● **Consignes et exigences**: Recopiez sans rien changer toutes les lignes depuis le début des entrées jusqu'à la ligne contenant « y-tick-label: -10 (13, 275, 40, 296) », celle-ci incluse.

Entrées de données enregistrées
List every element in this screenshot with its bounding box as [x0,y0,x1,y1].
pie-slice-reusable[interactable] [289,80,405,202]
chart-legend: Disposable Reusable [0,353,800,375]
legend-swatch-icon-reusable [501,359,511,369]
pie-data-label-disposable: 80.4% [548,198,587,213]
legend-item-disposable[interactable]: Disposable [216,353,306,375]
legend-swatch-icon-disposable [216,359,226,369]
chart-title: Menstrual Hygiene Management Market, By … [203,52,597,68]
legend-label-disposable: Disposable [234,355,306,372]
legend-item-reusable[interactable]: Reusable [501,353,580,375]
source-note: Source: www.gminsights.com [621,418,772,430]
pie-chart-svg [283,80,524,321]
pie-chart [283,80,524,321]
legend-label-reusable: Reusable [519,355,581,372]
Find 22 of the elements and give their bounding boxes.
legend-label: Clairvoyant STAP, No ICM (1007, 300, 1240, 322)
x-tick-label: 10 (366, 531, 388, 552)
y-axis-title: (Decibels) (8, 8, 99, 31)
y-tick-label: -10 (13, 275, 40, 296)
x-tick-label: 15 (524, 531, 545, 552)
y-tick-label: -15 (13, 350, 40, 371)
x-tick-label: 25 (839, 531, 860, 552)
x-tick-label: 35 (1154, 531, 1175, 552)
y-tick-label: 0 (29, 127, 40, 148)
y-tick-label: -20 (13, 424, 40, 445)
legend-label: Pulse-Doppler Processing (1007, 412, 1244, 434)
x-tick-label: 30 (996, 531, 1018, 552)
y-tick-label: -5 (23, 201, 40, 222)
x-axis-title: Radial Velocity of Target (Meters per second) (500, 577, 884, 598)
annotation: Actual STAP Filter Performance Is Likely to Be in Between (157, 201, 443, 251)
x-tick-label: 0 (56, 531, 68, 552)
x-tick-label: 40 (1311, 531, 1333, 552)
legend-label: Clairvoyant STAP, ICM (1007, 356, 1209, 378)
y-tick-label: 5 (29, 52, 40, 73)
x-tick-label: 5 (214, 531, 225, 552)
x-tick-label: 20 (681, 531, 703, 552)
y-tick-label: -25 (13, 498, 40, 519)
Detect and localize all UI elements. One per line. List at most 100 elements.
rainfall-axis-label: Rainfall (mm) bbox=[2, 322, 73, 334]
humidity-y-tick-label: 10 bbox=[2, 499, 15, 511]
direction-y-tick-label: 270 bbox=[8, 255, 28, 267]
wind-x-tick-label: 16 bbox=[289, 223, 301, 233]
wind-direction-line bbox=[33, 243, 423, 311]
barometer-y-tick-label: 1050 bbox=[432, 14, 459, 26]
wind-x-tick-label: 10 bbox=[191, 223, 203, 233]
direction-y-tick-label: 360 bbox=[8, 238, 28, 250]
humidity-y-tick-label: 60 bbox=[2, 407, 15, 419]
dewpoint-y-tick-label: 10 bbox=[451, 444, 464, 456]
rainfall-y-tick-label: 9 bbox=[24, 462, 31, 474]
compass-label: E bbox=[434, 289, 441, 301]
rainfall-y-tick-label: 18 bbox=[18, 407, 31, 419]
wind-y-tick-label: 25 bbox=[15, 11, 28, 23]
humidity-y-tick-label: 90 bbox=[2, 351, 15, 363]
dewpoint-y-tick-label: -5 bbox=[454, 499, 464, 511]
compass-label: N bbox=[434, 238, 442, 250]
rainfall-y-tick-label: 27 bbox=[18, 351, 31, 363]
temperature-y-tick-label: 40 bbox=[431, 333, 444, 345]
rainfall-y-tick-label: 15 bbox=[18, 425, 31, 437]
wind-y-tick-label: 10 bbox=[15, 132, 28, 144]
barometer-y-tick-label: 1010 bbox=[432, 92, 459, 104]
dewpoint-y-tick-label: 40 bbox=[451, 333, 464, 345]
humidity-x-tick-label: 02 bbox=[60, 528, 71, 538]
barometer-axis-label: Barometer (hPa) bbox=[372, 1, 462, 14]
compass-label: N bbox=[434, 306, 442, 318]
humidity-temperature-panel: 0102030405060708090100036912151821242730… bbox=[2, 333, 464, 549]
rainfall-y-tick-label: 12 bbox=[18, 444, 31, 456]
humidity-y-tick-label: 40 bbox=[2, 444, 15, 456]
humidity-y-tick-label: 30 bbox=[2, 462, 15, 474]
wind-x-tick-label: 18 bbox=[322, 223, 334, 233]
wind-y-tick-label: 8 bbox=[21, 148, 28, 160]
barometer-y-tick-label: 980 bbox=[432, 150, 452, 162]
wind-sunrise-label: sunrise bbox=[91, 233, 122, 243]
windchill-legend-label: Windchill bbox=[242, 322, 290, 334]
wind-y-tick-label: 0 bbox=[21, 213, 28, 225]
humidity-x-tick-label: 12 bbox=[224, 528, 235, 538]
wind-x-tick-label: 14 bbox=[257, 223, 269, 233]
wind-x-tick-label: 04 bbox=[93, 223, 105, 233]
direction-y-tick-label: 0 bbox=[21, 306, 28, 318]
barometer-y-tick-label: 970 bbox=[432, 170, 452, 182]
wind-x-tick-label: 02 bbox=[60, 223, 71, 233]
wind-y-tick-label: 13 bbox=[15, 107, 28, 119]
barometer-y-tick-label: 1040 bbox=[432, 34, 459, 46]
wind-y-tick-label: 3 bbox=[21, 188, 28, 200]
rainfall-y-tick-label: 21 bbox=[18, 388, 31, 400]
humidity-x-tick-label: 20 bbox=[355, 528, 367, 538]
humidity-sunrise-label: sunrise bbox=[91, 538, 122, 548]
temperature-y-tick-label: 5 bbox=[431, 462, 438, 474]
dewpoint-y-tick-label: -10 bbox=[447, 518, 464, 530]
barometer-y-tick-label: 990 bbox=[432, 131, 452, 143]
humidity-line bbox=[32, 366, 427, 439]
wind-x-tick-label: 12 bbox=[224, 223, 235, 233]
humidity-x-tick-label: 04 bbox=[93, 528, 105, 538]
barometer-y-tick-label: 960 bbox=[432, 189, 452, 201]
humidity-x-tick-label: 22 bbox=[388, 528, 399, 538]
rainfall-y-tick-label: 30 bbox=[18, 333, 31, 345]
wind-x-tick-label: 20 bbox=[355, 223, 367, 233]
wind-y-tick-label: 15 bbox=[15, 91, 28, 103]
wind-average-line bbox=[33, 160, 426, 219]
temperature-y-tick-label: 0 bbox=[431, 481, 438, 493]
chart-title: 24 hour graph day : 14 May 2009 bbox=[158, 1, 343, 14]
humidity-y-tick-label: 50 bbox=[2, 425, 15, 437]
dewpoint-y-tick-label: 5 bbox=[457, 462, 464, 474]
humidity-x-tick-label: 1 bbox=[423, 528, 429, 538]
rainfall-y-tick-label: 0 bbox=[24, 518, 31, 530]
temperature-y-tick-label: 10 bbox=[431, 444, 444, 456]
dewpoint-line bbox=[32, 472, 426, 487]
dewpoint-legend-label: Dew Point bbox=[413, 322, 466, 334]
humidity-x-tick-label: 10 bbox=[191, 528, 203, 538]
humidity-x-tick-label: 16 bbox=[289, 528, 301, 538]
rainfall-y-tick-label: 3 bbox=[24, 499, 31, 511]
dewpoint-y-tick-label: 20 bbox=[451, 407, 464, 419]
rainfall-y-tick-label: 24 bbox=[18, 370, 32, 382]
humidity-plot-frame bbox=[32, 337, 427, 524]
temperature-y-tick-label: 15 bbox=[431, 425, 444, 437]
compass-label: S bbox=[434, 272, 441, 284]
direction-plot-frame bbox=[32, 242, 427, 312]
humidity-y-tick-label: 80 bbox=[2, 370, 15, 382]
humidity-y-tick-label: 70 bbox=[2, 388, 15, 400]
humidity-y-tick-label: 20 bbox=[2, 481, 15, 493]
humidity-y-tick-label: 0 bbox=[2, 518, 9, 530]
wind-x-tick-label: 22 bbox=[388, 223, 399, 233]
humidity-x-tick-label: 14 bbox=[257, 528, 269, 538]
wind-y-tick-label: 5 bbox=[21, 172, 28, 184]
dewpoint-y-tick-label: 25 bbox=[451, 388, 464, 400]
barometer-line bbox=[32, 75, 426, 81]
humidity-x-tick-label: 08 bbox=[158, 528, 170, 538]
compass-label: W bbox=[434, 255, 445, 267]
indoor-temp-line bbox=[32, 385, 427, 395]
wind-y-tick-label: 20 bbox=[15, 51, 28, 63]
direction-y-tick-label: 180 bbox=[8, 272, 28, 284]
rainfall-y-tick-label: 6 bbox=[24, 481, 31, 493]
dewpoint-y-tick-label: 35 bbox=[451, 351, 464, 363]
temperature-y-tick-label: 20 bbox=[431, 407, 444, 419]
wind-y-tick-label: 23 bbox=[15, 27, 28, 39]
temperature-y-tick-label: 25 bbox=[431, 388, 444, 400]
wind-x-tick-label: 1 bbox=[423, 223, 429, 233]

● **La réponse**:
List every element in this screenshot with its bounding box as [x0,y0,x1,y1].
pie-slice-reusable[interactable] [289,80,405,202]
chart-legend: Disposable Reusable [0,353,800,375]
legend-swatch-icon-reusable [501,359,511,369]
pie-data-label-disposable: 80.4% [548,198,587,213]
legend-item-disposable[interactable]: Disposable [216,353,306,375]
legend-swatch-icon-disposable [216,359,226,369]
chart-title: Menstrual Hygiene Management Market, By … [203,52,597,68]
legend-label-disposable: Disposable [234,355,306,372]
legend-item-reusable[interactable]: Reusable [501,353,580,375]
source-note: Source: www.gminsights.com [621,418,772,430]
pie-chart-svg [283,80,524,321]
pie-chart [283,80,524,321]
legend-label-reusable: Reusable [519,355,581,372]
Find 22 of the elements and give their bounding boxes.
legend-label: Clairvoyant STAP, No ICM (1007, 300, 1240, 322)
x-tick-label: 10 (366, 531, 388, 552)
y-axis-title: (Decibels) (8, 8, 99, 31)
y-tick-label: -10 (13, 275, 40, 296)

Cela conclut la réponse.